> _原文抜粋_
=-=-=

カール=ハインツ・フリーザー著の「電撃戦という幻〈上〉 」を遂に読破しました。

以前にオススメのコメントを戴いていたものの、下巻が廃刊でプレミア価格にもなっていること、
そしてタイトルの「幻」というのが、いかにも「電撃戦などなかったのだ・・」といった
ネガティブな雰囲気を醸しだしていることから、ずるずると手を出さずに過ごしていましたが、
やっぱり気になるものは読まないと、身体にも良くないし・・ということで、
2003年発刊の本書をとりあえず、上下巻まとめて図書館で借りてみました。
まず下巻の訳者あとがきに目を通すと、このタイトルの説明が・・。
原著のタイトルは「Blitzkrieg Legende = 電撃戦伝説」というもので、
これだと電撃戦を肯定的にしていると思われることから、翻訳版では
若干、否定的なニュアンスである「幻」にしたそうです。
個人的には・・「電撃戦伝説」だったら、もうとっくに買っていたかも知れません。。。
いや~、タイトルっていうのはホント重要ですね。

電撃戦という幻〈上〉.jpg

著者フリーザー氏はドイツ連邦国防軍の大佐であり、軍の戦史研究機関の
「第2次世界大戦担当」の部長という肩書です。
その彼の研究として書かれた本書は、その立場だからこそ可能な、第1級の資料と
人脈によって、電撃戦と呼ばれた西方戦役を徹底的に分析していくわけですが、
「電撃戦」という本で最初に問題になるのは、その「電撃戦の定義」です。

=-=-=

> _表示された記録_
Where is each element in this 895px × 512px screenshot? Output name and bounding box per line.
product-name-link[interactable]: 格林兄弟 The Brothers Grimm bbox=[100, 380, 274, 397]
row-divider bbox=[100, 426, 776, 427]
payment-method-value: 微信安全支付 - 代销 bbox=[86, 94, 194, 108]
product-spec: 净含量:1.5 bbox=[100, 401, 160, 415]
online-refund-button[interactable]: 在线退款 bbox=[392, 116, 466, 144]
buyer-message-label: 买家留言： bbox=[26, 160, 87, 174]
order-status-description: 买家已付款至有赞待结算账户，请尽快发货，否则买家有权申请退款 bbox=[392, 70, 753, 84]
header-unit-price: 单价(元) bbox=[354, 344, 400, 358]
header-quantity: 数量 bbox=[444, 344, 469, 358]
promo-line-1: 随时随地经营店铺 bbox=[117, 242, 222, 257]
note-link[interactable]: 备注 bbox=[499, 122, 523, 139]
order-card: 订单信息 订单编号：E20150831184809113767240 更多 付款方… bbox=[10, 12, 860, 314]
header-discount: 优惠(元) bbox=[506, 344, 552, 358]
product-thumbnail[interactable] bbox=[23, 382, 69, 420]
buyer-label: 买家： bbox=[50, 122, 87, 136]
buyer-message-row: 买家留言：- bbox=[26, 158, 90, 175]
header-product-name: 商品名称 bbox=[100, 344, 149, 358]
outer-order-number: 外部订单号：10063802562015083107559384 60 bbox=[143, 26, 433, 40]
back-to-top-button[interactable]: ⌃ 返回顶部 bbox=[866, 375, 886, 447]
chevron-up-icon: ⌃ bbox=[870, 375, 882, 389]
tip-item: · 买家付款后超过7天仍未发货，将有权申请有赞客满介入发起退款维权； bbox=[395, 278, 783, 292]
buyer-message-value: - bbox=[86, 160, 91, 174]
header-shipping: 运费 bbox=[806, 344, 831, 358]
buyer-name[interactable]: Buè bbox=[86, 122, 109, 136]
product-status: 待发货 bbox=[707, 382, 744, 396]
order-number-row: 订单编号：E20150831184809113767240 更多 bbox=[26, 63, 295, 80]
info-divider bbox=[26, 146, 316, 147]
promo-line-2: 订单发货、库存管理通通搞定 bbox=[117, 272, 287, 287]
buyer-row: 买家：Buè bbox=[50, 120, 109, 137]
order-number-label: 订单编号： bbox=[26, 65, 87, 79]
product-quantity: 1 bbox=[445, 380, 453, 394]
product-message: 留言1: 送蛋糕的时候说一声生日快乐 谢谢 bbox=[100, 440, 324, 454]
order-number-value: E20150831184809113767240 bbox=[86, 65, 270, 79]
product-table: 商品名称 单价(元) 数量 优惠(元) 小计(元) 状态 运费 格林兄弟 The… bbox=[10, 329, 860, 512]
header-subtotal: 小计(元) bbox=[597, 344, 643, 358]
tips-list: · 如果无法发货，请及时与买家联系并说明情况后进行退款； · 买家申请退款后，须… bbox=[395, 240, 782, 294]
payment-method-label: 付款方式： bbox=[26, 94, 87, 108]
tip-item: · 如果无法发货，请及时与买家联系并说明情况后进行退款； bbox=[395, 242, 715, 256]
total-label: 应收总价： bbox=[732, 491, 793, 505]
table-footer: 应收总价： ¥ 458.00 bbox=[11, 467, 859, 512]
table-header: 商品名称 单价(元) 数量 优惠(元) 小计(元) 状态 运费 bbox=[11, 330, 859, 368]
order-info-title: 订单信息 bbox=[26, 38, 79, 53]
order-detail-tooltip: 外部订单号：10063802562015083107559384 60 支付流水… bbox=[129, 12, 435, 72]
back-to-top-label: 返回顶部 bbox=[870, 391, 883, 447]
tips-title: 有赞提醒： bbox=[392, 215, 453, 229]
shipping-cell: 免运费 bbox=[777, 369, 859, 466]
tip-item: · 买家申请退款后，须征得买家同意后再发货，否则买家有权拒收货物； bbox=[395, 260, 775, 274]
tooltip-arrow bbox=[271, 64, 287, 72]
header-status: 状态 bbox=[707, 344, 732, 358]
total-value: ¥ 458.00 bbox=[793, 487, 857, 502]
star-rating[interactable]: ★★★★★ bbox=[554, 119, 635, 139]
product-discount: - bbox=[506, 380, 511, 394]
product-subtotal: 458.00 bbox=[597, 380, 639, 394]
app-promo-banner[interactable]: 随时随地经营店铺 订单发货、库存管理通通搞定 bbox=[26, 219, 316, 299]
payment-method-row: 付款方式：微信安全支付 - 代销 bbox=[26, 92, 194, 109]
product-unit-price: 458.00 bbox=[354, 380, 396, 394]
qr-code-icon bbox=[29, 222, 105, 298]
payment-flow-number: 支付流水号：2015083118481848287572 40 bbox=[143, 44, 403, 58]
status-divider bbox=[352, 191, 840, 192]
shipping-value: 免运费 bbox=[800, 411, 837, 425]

=-=-=

> _必要な作業_
a) 原文抜粋の「まず下巻の訳者あとがきに目を通すと、このタイトルの説明が・・。」から「個人的には・・「電撃戦伝説」だったら、もうとっくに買っていたかも知れません。。。」までを、すべて一字一句違えずに打ち直してもらえますか？
b) 原文抜粋でかぎかっこ「」に囲まれた語句のうち、「電撃戦」という語を含むものはどれですか？重複を除いてすべて挙げてください。

> _解答一覧_
a)
まず下巻の訳者あとがきに目を通すと、このタイトルの説明が・・。
原著のタイトルは「Blitzkrieg Legende = 電撃戦伝説」というもので、
これだと電撃戦を肯定的にしていると思われることから、翻訳版では
若干、否定的なニュアンスである「幻」にしたそうです。
個人的には・・「電撃戦伝説」だったら、もうとっくに買っていたかも知れません。。。

b)
・電撃戦という幻〈上〉
・電撃戦などなかったのだ・・
・Blitzkrieg Legende = 電撃戦伝説
・電撃戦伝説
・電撃戦
・電撃戦の定義